* _Figure record listings_:
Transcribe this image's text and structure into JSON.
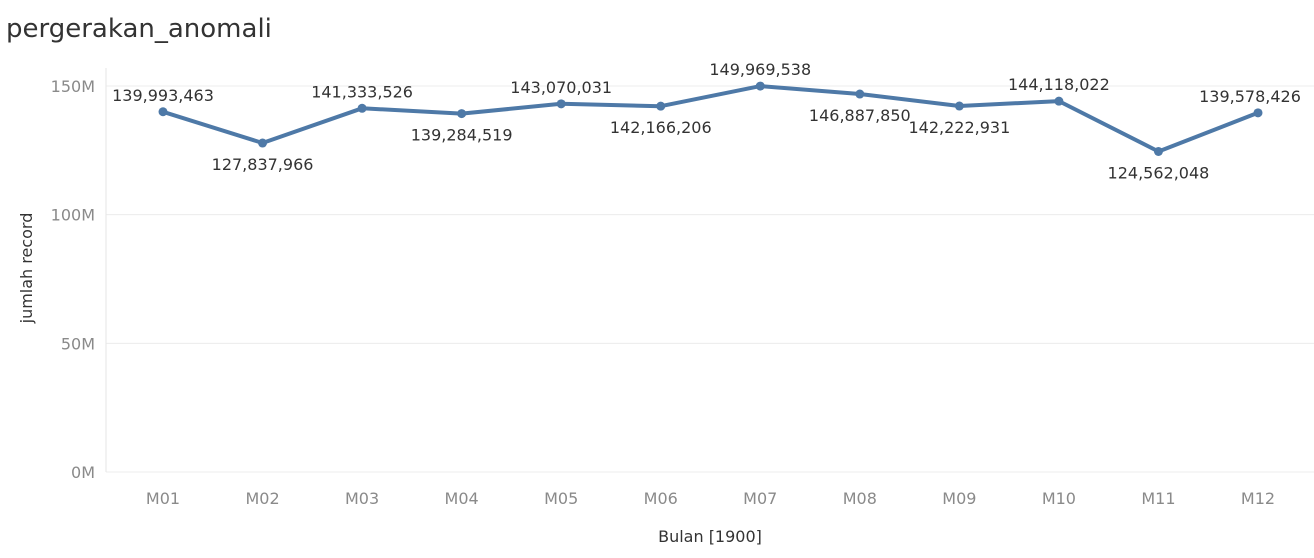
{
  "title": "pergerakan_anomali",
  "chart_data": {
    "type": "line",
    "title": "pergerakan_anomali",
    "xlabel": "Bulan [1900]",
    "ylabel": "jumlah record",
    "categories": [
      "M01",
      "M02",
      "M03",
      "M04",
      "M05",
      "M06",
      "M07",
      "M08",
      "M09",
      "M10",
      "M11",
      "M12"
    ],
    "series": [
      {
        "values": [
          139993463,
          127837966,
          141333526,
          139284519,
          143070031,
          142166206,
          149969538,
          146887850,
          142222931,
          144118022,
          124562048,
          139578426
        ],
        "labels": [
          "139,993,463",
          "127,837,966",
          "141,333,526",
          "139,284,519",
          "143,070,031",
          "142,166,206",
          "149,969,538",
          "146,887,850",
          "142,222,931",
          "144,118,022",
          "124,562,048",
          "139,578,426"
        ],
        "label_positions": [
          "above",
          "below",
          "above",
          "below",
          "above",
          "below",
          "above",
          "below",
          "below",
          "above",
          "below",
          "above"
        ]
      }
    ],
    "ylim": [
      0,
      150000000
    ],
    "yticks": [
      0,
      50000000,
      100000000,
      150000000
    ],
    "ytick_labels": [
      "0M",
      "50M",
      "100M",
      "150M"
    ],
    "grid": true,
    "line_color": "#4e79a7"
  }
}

* _Goal of the exercise_: Omit the pictures and output all of the other material exactly.

* _Solution to the exercise_:
Transcribe this image's text and structure into JSON.
{
  "title": "pergerakan_anomali",
  "chart_data": {
    "type": "line",
    "title": "pergerakan_anomali",
    "xlabel": "Bulan [1900]",
    "ylabel": "jumlah record",
    "categories": [
      "M01",
      "M02",
      "M03",
      "M04",
      "M05",
      "M06",
      "M07",
      "M08",
      "M09",
      "M10",
      "M11",
      "M12"
    ],
    "series": [
      {
        "values": [
          139993463,
          127837966,
          141333526,
          139284519,
          143070031,
          142166206,
          149969538,
          146887850,
          142222931,
          144118022,
          124562048,
          139578426
        ],
        "labels": [
          "139,993,463",
          "127,837,966",
          "141,333,526",
          "139,284,519",
          "143,070,031",
          "142,166,206",
          "149,969,538",
          "146,887,850",
          "142,222,931",
          "144,118,022",
          "124,562,048",
          "139,578,426"
        ],
        "label_positions": [
          "above",
          "below",
          "above",
          "below",
          "above",
          "below",
          "above",
          "below",
          "below",
          "above",
          "below",
          "above"
        ]
      }
    ],
    "ylim": [
      0,
      150000000
    ],
    "yticks": [
      0,
      50000000,
      100000000,
      150000000
    ],
    "ytick_labels": [
      "0M",
      "50M",
      "100M",
      "150M"
    ],
    "grid": true,
    "line_color": "#4e79a7"
  }
}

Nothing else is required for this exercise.